↓↓↓

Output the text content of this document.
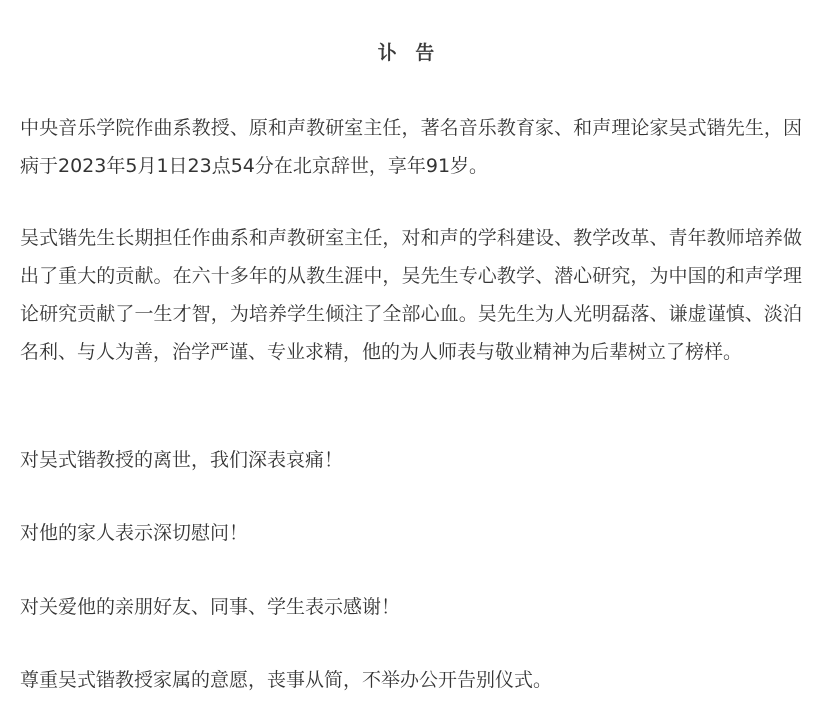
讣 告

中央音乐学院作曲系教授、原和声教研室主任，著名音乐教育家、和声理论家吴式锴先生，因病于2023年5月1日23点54分在北京辞世，享年91岁。

吴式锴先生长期担任作曲系和声教研室主任，对和声的学科建设、教学改革、青年教师培养做出了重大的贡献。在六十多年的从教生涯中，吴先生专心教学、潜心研究，为中国的和声学理论研究贡献了一生才智，为培养学生倾注了全部心血。吴先生为人光明磊落、谦虚谨慎、淡泊名利、与人为善，治学严谨、专业求精，他的为人师表与敬业精神为后辈树立了榜样。

对吴式锴教授的离世，我们深表哀痛！

对他的家人表示深切慰问！

对关爱他的亲朋好友、同事、学生表示感谢！

尊重吴式锴教授家属的意愿，丧事从简，不举办公开告别仪式。
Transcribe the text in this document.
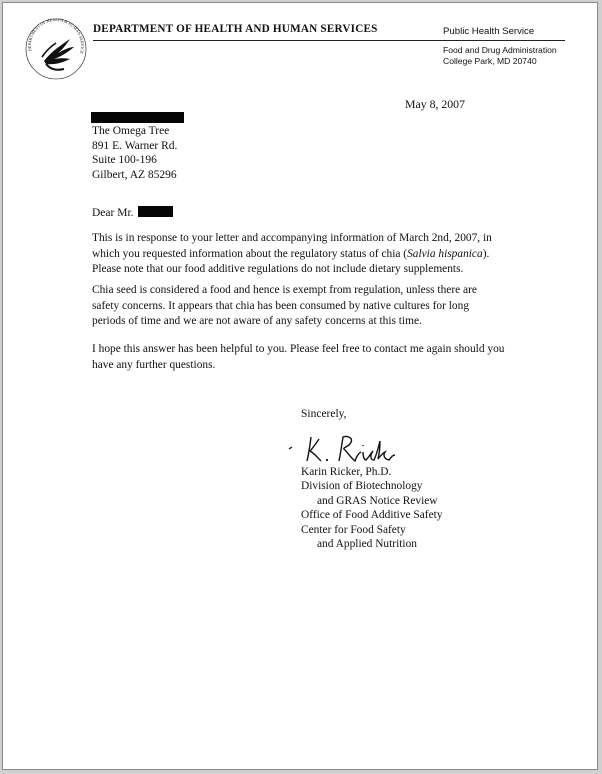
DEPARTMENT OF HEALTH & HUMAN SERVICE
DEPARTMENT OF HEALTH AND HUMAN SERVICES	Public Health Service
Food and Drug Administration
College Park, MD 20740
May 8, 2007
The Omega Tree
891 E. Warner Rd.
Suite 100-196
Gilbert, AZ 85296
Dear Mr.
This is in response to your letter and accompanying information of March 2nd, 2007, in
which you requested information about the regulatory status of chia (Salvia hispanica).
Please note that our food additive regulations do not include dietary supplements.
Chia seed is considered a food and hence is exempt from regulation, unless there are
safety concerns. It appears that chia has been consumed by native cultures for long
periods of time and we are not aware of any safety concerns at this time.
I hope this answer has been helpful to you. Please feel free to contact me again should you
have any further questions.
Sincerely,
Karin Ricker, Ph.D.
Division of Biotechnology
and GRAS Notice Review
Office of Food Additive Safety
Center for Food Safety
and Applied Nutrition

↑↑↑

TASK: All entries are to be retyped exactly. Omit any embedded images.

ANSWER TO THE PROBLEM:
Output the text content of this document.
讣 告

中央音乐学院作曲系教授、原和声教研室主任，著名音乐教育家、和声理论家吴式锴先生，因病于2023年5月1日23点54分在北京辞世，享年91岁。

吴式锴先生长期担任作曲系和声教研室主任，对和声的学科建设、教学改革、青年教师培养做出了重大的贡献。在六十多年的从教生涯中，吴先生专心教学、潜心研究，为中国的和声学理论研究贡献了一生才智，为培养学生倾注了全部心血。吴先生为人光明磊落、谦虚谨慎、淡泊名利、与人为善，治学严谨、专业求精，他的为人师表与敬业精神为后辈树立了榜样。

对吴式锴教授的离世，我们深表哀痛！

对他的家人表示深切慰问！

对关爱他的亲朋好友、同事、学生表示感谢！

尊重吴式锴教授家属的意愿，丧事从简，不举办公开告别仪式。
Transcribe the text in this document.
DEPARTMENT OF HEALTH & HUMAN SERVICE
DEPARTMENT OF HEALTH AND HUMAN SERVICES	Public Health Service
Food and Drug Administration
College Park, MD 20740
May 8, 2007
The Omega Tree
891 E. Warner Rd.
Suite 100-196
Gilbert, AZ 85296
Dear Mr.
This is in response to your letter and accompanying information of March 2nd, 2007, in
which you requested information about the regulatory status of chia (Salvia hispanica).
Please note that our food additive regulations do not include dietary supplements.
Chia seed is considered a food and hence is exempt from regulation, unless there are
safety concerns. It appears that chia has been consumed by native cultures for long
periods of time and we are not aware of any safety concerns at this time.
I hope this answer has been helpful to you. Please feel free to contact me again should you
have any further questions.
Sincerely,
Karin Ricker, Ph.D.
Division of Biotechnology
and GRAS Notice Review
Office of Food Additive Safety
Center for Food Safety
and Applied Nutrition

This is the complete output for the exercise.